----- DATASET EXCERPTS

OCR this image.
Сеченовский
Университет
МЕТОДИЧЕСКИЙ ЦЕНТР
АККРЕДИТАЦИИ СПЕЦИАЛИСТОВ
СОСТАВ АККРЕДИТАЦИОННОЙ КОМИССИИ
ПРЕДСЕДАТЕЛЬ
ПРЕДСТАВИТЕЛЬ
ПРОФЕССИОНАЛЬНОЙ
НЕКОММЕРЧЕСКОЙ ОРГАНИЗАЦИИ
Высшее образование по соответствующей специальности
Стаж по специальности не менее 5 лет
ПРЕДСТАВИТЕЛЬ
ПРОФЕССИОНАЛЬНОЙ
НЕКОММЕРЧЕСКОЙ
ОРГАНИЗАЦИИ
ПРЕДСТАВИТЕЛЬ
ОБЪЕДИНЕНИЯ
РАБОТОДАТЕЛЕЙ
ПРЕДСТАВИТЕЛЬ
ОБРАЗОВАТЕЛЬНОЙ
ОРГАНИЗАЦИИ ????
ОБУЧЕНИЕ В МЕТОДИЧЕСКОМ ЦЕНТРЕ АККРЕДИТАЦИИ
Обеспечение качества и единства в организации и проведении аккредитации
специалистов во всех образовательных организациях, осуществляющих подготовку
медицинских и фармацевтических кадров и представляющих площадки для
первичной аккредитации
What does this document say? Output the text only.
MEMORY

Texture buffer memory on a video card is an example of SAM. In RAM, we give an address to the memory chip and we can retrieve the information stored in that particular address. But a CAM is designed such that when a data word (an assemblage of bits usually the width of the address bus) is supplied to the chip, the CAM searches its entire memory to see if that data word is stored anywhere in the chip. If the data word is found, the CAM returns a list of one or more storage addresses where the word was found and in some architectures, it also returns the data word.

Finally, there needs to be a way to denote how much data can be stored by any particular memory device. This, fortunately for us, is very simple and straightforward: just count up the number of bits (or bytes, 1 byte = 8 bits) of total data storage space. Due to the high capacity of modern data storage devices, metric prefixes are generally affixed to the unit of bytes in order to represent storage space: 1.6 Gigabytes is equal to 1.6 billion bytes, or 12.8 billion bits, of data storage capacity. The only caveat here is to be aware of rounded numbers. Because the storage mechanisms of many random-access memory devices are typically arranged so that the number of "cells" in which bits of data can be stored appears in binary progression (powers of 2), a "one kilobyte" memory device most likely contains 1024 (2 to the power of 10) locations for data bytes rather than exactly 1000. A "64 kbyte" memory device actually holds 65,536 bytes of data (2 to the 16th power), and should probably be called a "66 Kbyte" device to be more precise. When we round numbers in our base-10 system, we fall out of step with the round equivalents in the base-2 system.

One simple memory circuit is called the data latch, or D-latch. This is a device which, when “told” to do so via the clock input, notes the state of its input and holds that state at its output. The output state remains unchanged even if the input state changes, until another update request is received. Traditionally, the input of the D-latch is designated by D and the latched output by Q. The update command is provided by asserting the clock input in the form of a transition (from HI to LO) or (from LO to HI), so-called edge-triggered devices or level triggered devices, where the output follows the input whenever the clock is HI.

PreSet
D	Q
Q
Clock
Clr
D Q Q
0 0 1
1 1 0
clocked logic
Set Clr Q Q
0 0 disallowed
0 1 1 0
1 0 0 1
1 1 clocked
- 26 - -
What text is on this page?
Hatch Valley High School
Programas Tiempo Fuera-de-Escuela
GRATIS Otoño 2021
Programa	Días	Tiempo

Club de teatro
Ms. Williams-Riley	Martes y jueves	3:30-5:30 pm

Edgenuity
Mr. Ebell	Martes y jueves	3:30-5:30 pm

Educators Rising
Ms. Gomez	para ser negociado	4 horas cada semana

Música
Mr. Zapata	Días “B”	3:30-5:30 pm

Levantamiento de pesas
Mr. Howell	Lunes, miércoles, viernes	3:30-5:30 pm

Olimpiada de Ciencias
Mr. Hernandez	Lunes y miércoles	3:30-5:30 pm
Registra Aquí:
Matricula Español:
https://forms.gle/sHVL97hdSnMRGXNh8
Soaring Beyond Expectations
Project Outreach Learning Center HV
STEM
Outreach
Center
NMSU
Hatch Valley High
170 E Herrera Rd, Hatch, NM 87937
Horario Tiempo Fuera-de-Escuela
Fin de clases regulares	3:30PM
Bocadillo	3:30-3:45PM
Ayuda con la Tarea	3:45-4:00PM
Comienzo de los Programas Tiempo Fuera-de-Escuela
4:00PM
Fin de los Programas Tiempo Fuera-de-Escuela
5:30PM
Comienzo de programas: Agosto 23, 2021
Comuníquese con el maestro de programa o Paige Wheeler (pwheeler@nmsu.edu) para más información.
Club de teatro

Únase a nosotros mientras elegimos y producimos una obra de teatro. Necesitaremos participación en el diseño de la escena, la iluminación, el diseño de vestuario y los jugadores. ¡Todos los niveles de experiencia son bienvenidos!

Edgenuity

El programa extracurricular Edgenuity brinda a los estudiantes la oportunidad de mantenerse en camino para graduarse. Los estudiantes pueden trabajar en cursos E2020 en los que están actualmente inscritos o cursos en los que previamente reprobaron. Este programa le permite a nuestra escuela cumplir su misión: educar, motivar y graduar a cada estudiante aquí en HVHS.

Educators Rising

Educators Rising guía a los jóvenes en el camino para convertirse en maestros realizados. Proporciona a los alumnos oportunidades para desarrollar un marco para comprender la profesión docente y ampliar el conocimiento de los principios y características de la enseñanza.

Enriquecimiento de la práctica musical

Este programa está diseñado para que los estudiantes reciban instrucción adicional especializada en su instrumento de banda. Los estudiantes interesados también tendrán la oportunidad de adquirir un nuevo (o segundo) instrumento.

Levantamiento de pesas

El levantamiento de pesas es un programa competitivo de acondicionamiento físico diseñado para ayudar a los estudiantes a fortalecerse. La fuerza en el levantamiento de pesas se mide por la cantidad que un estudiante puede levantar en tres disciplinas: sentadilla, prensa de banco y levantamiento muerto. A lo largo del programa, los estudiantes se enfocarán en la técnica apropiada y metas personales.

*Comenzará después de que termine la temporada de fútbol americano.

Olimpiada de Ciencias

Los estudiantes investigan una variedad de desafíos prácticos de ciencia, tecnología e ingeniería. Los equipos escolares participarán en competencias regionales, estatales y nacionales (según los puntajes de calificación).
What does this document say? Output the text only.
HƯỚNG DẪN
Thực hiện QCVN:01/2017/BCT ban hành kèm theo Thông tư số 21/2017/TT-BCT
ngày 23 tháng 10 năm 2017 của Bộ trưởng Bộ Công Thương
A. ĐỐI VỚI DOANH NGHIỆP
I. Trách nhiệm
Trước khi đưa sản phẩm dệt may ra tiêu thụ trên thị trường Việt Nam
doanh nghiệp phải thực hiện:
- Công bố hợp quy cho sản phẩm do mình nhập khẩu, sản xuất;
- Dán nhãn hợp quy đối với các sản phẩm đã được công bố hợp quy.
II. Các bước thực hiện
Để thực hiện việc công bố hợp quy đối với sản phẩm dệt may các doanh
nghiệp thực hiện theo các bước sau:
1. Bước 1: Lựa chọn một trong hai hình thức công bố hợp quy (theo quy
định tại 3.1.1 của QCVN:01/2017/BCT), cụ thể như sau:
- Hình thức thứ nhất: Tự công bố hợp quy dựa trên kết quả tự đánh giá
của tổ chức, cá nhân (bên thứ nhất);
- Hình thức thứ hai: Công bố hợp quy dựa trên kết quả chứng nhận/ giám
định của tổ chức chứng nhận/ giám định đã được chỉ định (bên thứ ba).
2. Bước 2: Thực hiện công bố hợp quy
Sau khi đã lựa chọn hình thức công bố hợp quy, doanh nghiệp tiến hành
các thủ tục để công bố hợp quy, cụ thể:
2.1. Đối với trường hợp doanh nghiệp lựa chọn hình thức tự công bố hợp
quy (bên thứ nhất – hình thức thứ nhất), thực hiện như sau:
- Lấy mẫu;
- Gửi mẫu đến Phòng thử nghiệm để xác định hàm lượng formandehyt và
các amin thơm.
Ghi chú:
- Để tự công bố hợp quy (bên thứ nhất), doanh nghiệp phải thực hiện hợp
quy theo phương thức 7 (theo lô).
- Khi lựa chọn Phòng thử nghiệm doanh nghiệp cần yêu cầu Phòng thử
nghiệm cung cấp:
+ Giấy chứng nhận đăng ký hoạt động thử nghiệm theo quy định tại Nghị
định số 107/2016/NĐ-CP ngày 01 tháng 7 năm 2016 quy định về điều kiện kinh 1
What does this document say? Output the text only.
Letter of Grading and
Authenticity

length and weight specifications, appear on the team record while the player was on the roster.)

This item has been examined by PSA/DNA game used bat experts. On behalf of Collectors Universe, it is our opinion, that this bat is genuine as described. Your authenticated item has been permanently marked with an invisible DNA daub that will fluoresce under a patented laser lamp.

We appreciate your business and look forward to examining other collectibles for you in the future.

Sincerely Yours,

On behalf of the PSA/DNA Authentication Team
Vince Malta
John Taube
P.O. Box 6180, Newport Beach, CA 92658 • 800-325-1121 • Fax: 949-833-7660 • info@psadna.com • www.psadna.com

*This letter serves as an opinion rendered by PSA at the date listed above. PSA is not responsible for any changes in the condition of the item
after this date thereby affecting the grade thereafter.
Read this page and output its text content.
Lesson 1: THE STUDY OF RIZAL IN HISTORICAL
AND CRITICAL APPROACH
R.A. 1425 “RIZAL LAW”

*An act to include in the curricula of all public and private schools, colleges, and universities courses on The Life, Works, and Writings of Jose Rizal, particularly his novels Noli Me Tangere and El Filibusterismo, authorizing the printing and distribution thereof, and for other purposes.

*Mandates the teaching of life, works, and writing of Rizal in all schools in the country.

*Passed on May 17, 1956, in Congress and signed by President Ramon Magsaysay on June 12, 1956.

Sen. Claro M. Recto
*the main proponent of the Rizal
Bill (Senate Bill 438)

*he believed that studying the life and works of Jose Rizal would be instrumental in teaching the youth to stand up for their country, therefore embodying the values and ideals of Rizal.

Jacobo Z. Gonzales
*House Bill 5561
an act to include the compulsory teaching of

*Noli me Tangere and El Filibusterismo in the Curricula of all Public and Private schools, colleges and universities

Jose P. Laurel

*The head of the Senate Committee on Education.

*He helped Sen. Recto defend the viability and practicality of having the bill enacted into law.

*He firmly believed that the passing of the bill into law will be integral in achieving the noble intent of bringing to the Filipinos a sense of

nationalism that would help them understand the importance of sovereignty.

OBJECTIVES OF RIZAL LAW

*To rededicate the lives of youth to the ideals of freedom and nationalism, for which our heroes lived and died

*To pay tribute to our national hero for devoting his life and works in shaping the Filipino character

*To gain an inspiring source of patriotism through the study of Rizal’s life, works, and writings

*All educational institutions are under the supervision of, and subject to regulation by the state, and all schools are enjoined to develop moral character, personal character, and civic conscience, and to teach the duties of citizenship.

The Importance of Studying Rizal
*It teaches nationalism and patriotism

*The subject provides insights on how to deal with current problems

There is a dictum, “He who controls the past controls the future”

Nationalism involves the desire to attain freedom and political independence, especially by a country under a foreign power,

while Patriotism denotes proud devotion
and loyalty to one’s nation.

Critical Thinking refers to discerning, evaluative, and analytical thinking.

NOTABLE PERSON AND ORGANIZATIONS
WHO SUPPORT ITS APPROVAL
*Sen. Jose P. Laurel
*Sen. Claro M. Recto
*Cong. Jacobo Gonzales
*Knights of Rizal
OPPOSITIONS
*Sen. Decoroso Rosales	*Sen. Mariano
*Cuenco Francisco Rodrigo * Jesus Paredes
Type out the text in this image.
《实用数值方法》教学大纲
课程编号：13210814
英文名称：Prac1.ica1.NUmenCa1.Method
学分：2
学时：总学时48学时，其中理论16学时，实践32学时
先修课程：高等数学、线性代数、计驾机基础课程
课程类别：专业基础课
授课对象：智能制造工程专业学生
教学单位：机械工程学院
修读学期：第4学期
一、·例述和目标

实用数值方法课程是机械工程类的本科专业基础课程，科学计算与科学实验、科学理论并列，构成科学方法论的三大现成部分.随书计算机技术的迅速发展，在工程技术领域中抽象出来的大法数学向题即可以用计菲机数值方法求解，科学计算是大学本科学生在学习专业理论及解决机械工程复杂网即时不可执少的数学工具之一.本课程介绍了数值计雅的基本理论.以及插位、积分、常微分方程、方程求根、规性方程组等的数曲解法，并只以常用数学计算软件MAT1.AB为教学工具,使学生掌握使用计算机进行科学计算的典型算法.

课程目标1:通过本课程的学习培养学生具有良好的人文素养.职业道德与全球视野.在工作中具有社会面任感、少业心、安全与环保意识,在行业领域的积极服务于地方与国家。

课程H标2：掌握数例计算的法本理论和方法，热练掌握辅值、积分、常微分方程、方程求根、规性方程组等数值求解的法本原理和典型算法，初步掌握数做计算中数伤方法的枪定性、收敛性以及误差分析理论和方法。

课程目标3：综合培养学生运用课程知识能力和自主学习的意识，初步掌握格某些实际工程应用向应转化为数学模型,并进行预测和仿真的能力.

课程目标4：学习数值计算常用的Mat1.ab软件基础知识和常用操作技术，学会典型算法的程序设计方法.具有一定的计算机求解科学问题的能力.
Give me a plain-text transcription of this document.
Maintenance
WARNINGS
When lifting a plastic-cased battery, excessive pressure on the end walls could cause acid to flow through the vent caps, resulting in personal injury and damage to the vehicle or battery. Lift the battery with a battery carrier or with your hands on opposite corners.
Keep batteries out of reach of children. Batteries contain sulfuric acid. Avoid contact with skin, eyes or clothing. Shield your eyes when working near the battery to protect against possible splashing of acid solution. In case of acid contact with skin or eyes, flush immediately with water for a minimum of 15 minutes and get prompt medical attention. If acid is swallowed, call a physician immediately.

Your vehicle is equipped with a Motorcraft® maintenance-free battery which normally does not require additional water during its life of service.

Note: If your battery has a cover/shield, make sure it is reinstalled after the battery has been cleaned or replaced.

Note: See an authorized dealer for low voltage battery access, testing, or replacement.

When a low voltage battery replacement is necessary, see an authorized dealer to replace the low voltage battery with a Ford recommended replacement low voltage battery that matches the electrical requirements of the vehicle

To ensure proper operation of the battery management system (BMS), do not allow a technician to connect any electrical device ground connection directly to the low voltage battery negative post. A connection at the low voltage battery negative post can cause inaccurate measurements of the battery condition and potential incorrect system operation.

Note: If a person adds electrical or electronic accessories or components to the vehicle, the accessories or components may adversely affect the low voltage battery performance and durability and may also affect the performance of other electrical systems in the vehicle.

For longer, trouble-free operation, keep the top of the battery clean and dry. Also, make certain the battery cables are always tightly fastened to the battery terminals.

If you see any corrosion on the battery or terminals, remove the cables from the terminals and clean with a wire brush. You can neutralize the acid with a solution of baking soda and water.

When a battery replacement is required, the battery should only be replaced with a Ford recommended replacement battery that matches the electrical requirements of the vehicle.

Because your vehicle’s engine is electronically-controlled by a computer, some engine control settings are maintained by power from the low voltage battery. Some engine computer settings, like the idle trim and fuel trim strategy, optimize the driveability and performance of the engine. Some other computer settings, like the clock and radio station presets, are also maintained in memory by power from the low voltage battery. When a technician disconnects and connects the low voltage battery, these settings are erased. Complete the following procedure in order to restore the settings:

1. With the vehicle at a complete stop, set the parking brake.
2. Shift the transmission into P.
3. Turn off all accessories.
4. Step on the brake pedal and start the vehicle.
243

----------

Scan the material above for the word "Gonzales". Copy each line where it occurs.

FULL ANSWER >>
Jacobo Z. Gonzales
*Cong. Jacobo Gonzales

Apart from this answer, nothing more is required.